§ To do
Search the material and gather each line with "Veterinarian" in it.
--- START OF Given information ---
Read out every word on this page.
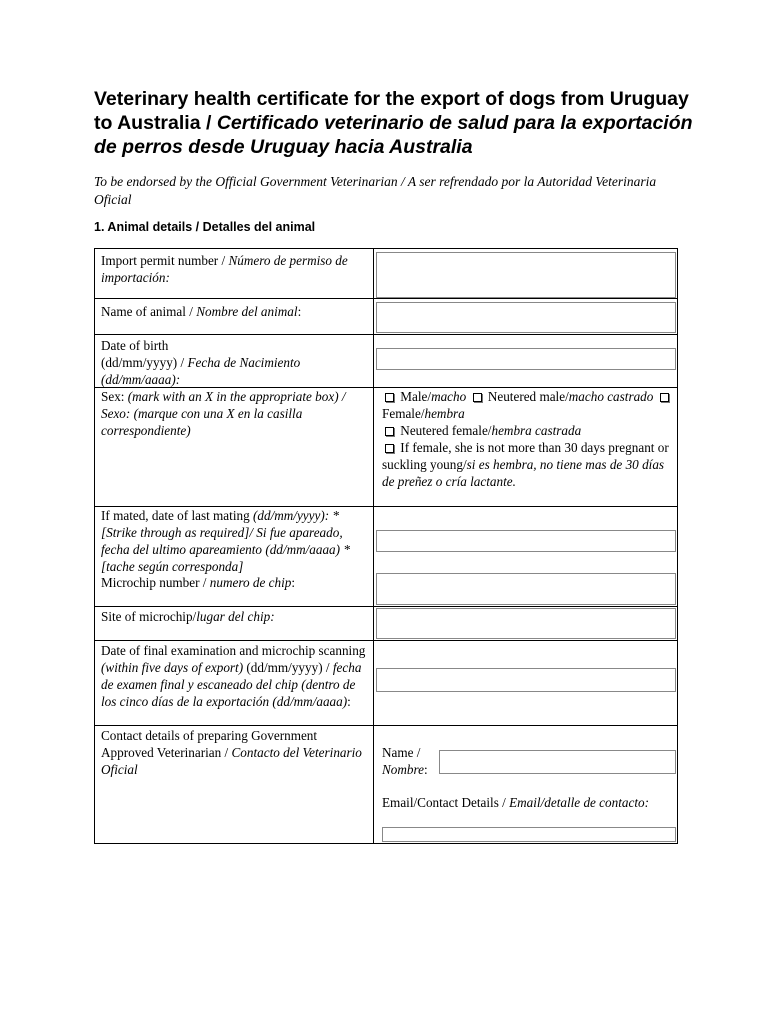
Veterinary health certificate for the export of dogs from Uruguay to Australia / Certificado veterinario de salud para la exportación de perros desde Uruguay hacia Australia
To be endorsed by the Official Government Veterinarian / A ser refrendado por la Autoridad Veterinaria Oficial
1. Animal details / Detalles del animal
Import permit number / Número de permiso de importación:
Name of animal / Nombre del animal:
Date of birth
(dd/mm/yyyy) / Fecha de Nacimiento (dd/mm/aaaa):
Sex: (mark with an X in the appropriate box) / Sexo: (marque con una X en la casilla correspondiente)
Male/macho Neutered male/macho castrado  Female/hembra
Neutered female/hembra castrada
If female, she is not more than 30 days pregnant or suckling young/si es hembra, no tiene mas de 30 días de preñez o cría lactante.
If mated, date of last mating (dd/mm/yyyy): *[Strike through as required]/ Si fue apareado, fecha del ultimo apareamiento (dd/mm/aaaa) *[tache según corresponda]
Microchip number / numero de chip:
Site of microchip/lugar del chip:
Date of final examination and microchip scanning (within five days of export) (dd/mm/yyyy) / fecha de examen final y escaneado del chip (dentro de los cinco días de la exportación (dd/mm/aaaa):
Contact details of preparing Government Approved Veterinarian / Contacto del Veterinario Oficial
Name /
Nombre:
Email/Contact Details / Email/detalle de contacto:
--- END OF Given information ---
§ Final result
To be endorsed by the Official Government Veterinarian / A ser refrendado por la Autoridad Veterinaria Oficial
Contact details of preparing Government Approved Veterinarian / Contacto del Veterinario Oficial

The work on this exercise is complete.